◆ AIM OF THE EXERCISE ◆
Gather all lines with the word "ちゃおコミックス" in them.

◆ DATA LINES ◆

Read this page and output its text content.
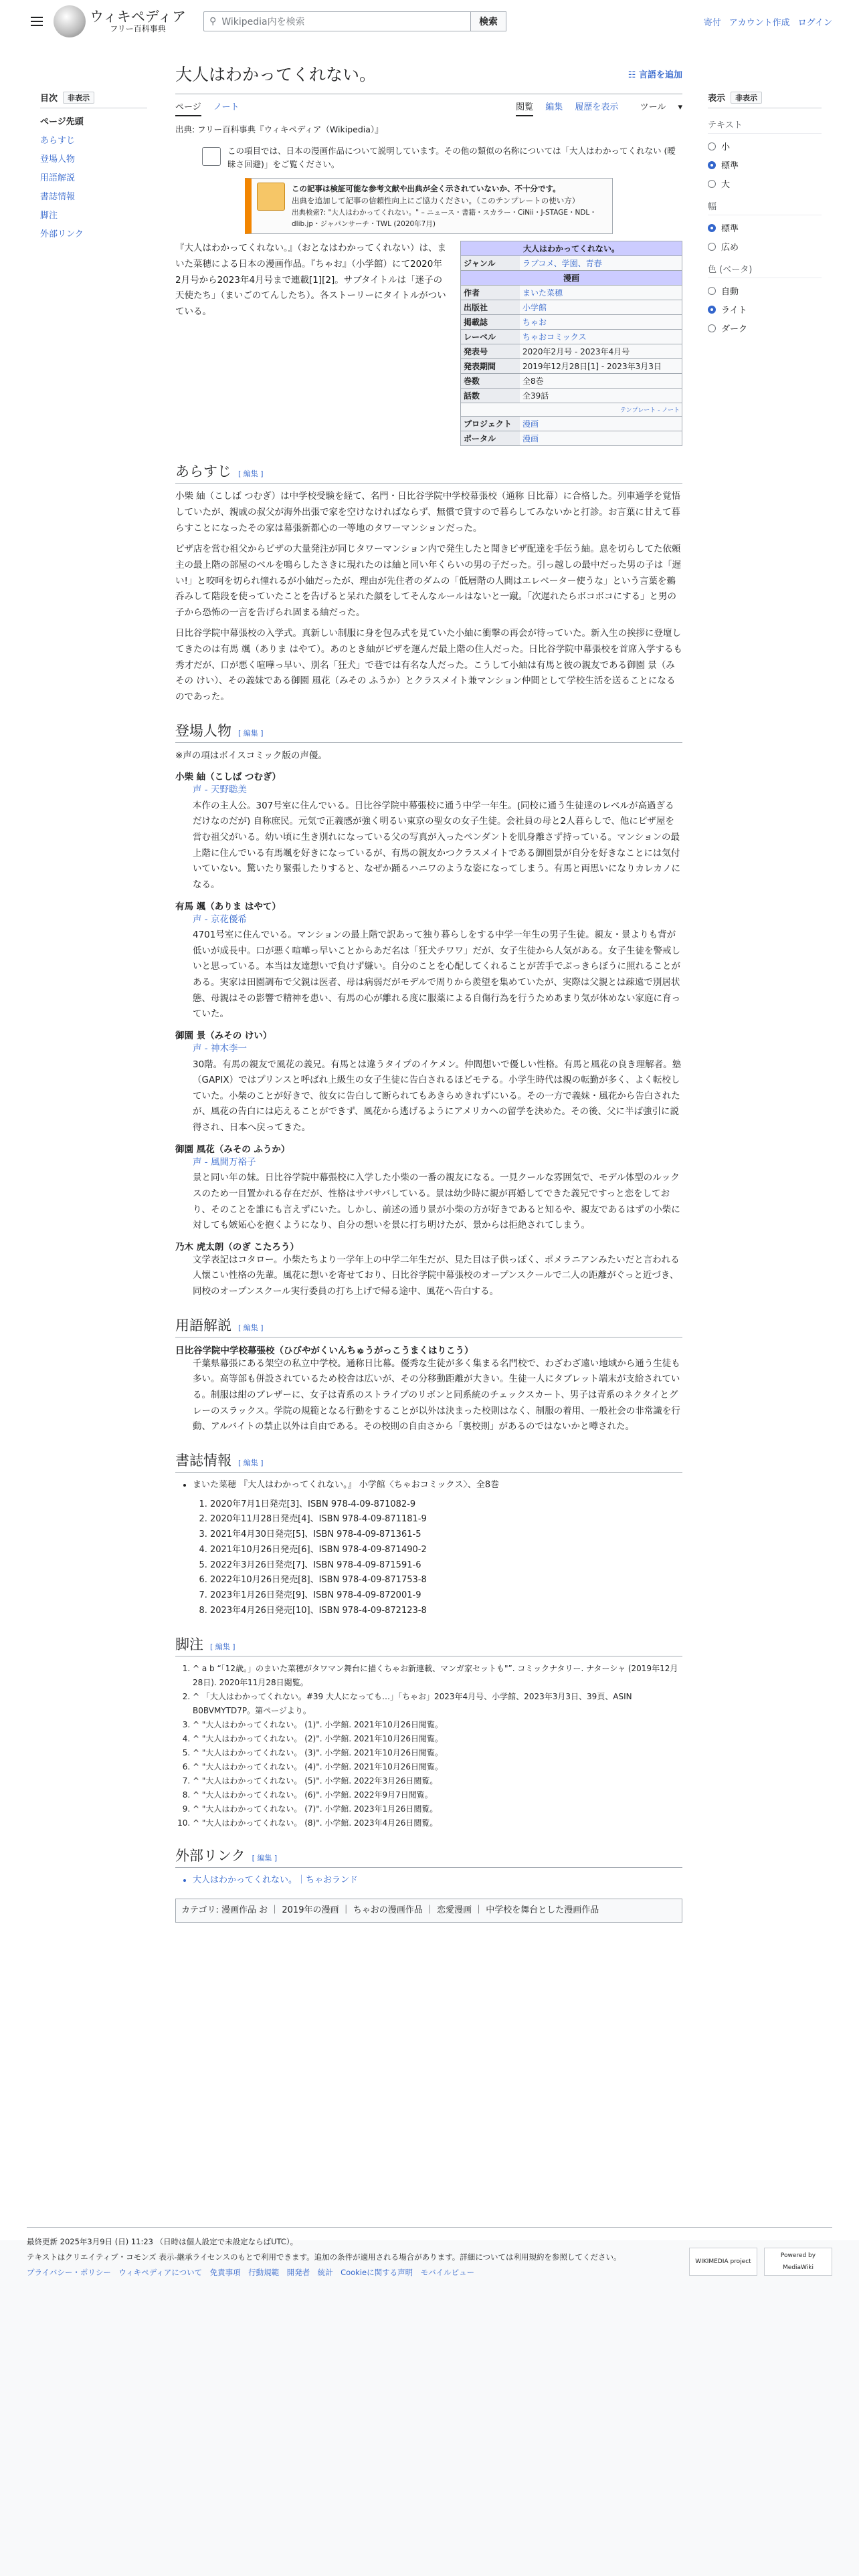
ウィキペディア
フリー百科事典
⚲ Wikipedia内を検索	検索	寄付 アカウント作成 ログイン
目次	非表示
ページ先頭
あらすじ
登場人物
用語解説
書誌情報
脚注
外部リンク
表示	非表示
テキスト
小
標準
大
幅
標準
広め
色 (ベータ)
自動
ライト
ダーク
大人はわかってくれない。	☷ 言語を追加
ページ ノート	閲覧 編集 履歴を表示 ツール ▾
出典: フリー百科事典『ウィキペディア（Wikipedia）』
この項目では、日本の漫画作品について説明しています。その他の類似の名称については「大人はわかってくれない (曖昧さ回避)」をご覧ください。
この記事は検証可能な参考文献や出典が全く示されていないか、不十分です。
出典を追加して記事の信頼性向上にご協力ください。（このテンプレートの使い方）
出典検索?: "大人はわかってくれない。" – ニュース・書籍・スカラー・CiNii・J-STAGE・NDL・dlib.jp・ジャパンサーチ・TWL (2020年7月)
『大人はわかってくれない。』（おとなはわかってくれない）は、まいた菜穂による日本の漫画作品。『ちゃお』（小学館）にて2020年2月号から2023年4月号まで連載[1][2]。サブタイトルは「迷子の天使たち」（まいごのてんしたち）。各ストーリーにタイトルがついている。
大人はわかってくれない。
ジャンル	ラブコメ、学園、青春
漫画	
作者	まいた菜穂
出版社	小学館
掲載誌	ちゃお
レーベル	ちゃおコミックス
発表号	2020年2月号 - 2023年4月号
発表期間	2019年12月28日[1] - 2023年3月3日
巻数	全8巻
話数	全39話
テンプレート - ノート
プロジェクト	漫画
ポータル	漫画
あらすじ [ 編集 ]

小柴 紬（こしば つむぎ）は中学校受験を経て、名門・日比谷学院中学校幕張校（通称 日比幕）に合格した。列車通学を覚悟していたが、親戚の叔父が海外出張で家を空けなければならず、無償で貸すので暮らしてみないかと打診。お言葉に甘えて暮らすことになったその家は幕張新都心の一等地のタワーマンションだった。

ピザ店を営む祖父からピザの大量発注が同じタワーマンション内で発生したと聞きピザ配達を手伝う紬。息を切らしてた依頼主の最上階の部屋のベルを鳴らしたさきに現れたのは紬と同い年くらいの男の子だった。引っ越しの最中だった男の子は「遅い!」と咬呵を切られ憧れるが小紬だったが、理由が先住者のダムの「低層階の人間はエレベーター使うな」という言葉を鵜呑みして階段を使っていたことを告げると呆れた顔をしてそんなルールはないと一蹴。「次遅れたらボコボコにする」と男の子から恐怖の一言を告げられ固まる紬だった。

日比谷学院中幕張校の入学式。真新しい制服に身を包み式を見ていた小紬に衝撃の再会が待っていた。新入生の挨拶に登壇してきたのは有馬 颯（ありま はやて）。あのとき紬がピザを運んだ最上階の住人だった。日比谷学院中幕張校を首席入学するも秀才だが、口が悪く喧嘩っ早い、別名「狂犬」で巷では有名な人だった。こうして小紬は有馬と彼の親友である御園 景（みその けい）、その義妹である御園 風花（みその ふうか）とクラスメイト兼マンション仲間として学校生活を送ることになるのであった。

登場人物 [ 編集 ]

※声の項はボイスコミック版の声優。

小柴 紬（こしば つむぎ）
声 - 天野聡美
本作の主人公。307号室に住んでいる。日比谷学院中幕張校に通う中学一年生。(同校に通う生徒達のレベルが高過ぎるだけなのだが) 自称庶民。元気で正義感が強く明るい東京の聖女の女子生徒。会社員の母と2人暮らしで、他にピザ屋を営む祖父がいる。幼い頃に生き別れになっている父の写真が入ったペンダントを肌身離さず持っている。マンションの最上階に住んでいる有馬颯を好きになっているが、有馬の親友かつクラスメイトである御園景が自分を好きなことには気付いていない。驚いたり緊張したりすると、なぜか踊るハニワのような姿になってしまう。有馬と両思いになりカレカノになる。
有馬 颯（ありま はやて）
声 - 京花優希
4701号室に住んでいる。マンションの最上階で訳あって独り暮らしをする中学一年生の男子生徒。親友・景よりも背が低いが成長中。口が悪く喧嘩っ早いことからあだ名は「狂犬チワワ」だが、女子生徒から人気がある。女子生徒を警戒しいと思っている。本当は友達想いで負けず嫌い。自分のことを心配してくれることが苦手でぶっきらぼうに照れることがある。実家は田園調布で父親は医者、母は病弱だがモデルで周りから羨望を集めていたが、実際は父親とは疎遠で別居状態、母親はその影響で精神を患い、有馬の心が離れる度に服薬による自傷行為を行うためあまり気が休めない家庭に育っていた。
御園 景（みその けい）
声 - 神木李一
30階。有馬の親友で風花の義兄。有馬とは違うタイプのイケメン。仲間想いで優しい性格。有馬と風花の良き理解者。塾（GAPIX）ではプリンスと呼ばれ上級生の女子生徒に告白されるほどモテる。小学生時代は親の転勤が多く、よく転校していた。小柴のことが好きで、彼女に告白して断られてもあきらめきれずにいる。その一方で義妹・風花から告白されたが、風花の告白には応えることができず、風花から逃げるようにアメリカへの留学を決めた。その後、父に半ば強引に説得され、日本へ戻ってきた。
御園 風花（みその ふうか）
声 - 風間万裕子
景と同い年の妹。日比谷学院中幕張校に入学した小柴の一番の親友になる。一見クールな雰囲気で、モデル体型のルックスのため一目置かれる存在だが、性格はサバサバしている。景は幼少時に親が再婚してできた義兄ですっと恋をしており、そのことを誰にも言えずにいた。しかし、前述の通り景が小柴の方が好きであると知るや、親友であるはずの小柴に対しても嫉妬心を抱くようになり、自分の想いを景に打ち明けたが、景からは拒絶されてしまう。
乃木 虎太朗（のぎ こたろう）
文学表記はコタロー。小柴たちより一学年上の中学二年生だが、見た目は子供っぽく、ポメラニアンみたいだと言われる人懐こい性格の先輩。風花に想いを寄せており、日比谷学院中幕張校のオープンスクールで二人の距離がぐっと近づき、同校のオープンスクール実行委員の打ち上げで帰る途中、風花へ告白する。
用語解説 [ 編集 ]
日比谷学院中学校幕張校（ひびやがくいんちゅうがっこうまくはりこう）
千葉県幕張にある架空の私立中学校。通称日比幕。優秀な生徒が多く集まる名門校で、わざわざ遠い地域から通う生徒も多い。高等部も併設されているため校舎は広いが、その分移動距離が大きい。生徒一人にタブレット端末が支給されている。制服は紺のブレザーに、女子は青系のストライプのリボンと同系統のチェックスカート、男子は青系のネクタイとグレーのスラックス。学院の規範となる行動をすることが以外は決まった校則はなく、制服の着用、一般社会の非常識を行動、アルバイトの禁止以外は自由である。その校則の自由さから「裏校則」があるのではないかと噂された。
書誌情報 [ 編集 ]
• まいた菜穂 『大人はわかってくれない。』 小学館〈ちゃおコミックス〉、全8巻
1. 2020年7月1日発売[3]、ISBN 978-4-09-871082-9
2. 2020年11月28日発売[4]、ISBN 978-4-09-871181-9
3. 2021年4月30日発売[5]、ISBN 978-4-09-871361-5
4. 2021年10月26日発売[6]、ISBN 978-4-09-871490-2
5. 2022年3月26日発売[7]、ISBN 978-4-09-871591-6
6. 2022年10月26日発売[8]、ISBN 978-4-09-871753-8
7. 2023年1月26日発売[9]、ISBN 978-4-09-872001-9
8. 2023年4月26日発売[10]、ISBN 978-4-09-872123-8
脚注 [ 編集 ]
1. ^ a b “「12歳。」のまいた菜穂がタワマン舞台に描くちゃお新連載、マンガ家セットも"”. コミックナタリー. ナターシャ (2019年12月28日). 2020年11月28日閲覧。
2. ^ 「大人はわかってくれない。#39 大人になっても…」「ちゃお」2023年4月号、小学館、2023年3月3日、39頁、ASIN B0BVMYTD7P。第ページより。
3. ^ "大人はわかってくれない。 (1)". 小学館. 2021年10月26日閲覧。
4. ^ "大人はわかってくれない。 (2)". 小学館. 2021年10月26日閲覧。
5. ^ "大人はわかってくれない。 (3)". 小学館. 2021年10月26日閲覧。
6. ^ "大人はわかってくれない。 (4)". 小学館. 2021年10月26日閲覧。
7. ^ "大人はわかってくれない。 (5)". 小学館. 2022年3月26日閲覧。
8. ^ "大人はわかってくれない。 (6)". 小学館. 2022年9月7日閲覧。
9. ^ "大人はわかってくれない。 (7)". 小学館. 2023年1月26日閲覧。
10. ^ "大人はわかってくれない。 (8)". 小学館. 2023年4月26日閲覧。
外部リンク [ 編集 ]
• 大人はわかってくれない。｜ちゃおランド
カテゴリ: 漫画作品 お ｜ 2019年の漫画 ｜ ちゃおの漫画作品 ｜ 恋愛漫画 ｜ 中学校を舞台とした漫画作品
最終更新 2025年3月9日 (日) 11:23 （日時は個人設定で未設定ならばUTC）。
テキストはクリエイティブ・コモンズ 表示-継承ライセンスのもとで利用できます。追加の条件が適用される場合があります。詳細については利用規約を参照してください。
プライバシー・ポリシー　ウィキペディアについて　免責事項　行動規範　開発者　統計　Cookieに関する声明　モバイルビュー
WIKIMEDIA project
Powered by MediaWiki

◆ TASK RESULT ◆
レーベル	ちゃおコミックス
• まいた菜穂 『大人はわかってくれない。』 小学館〈ちゃおコミックス〉、全8巻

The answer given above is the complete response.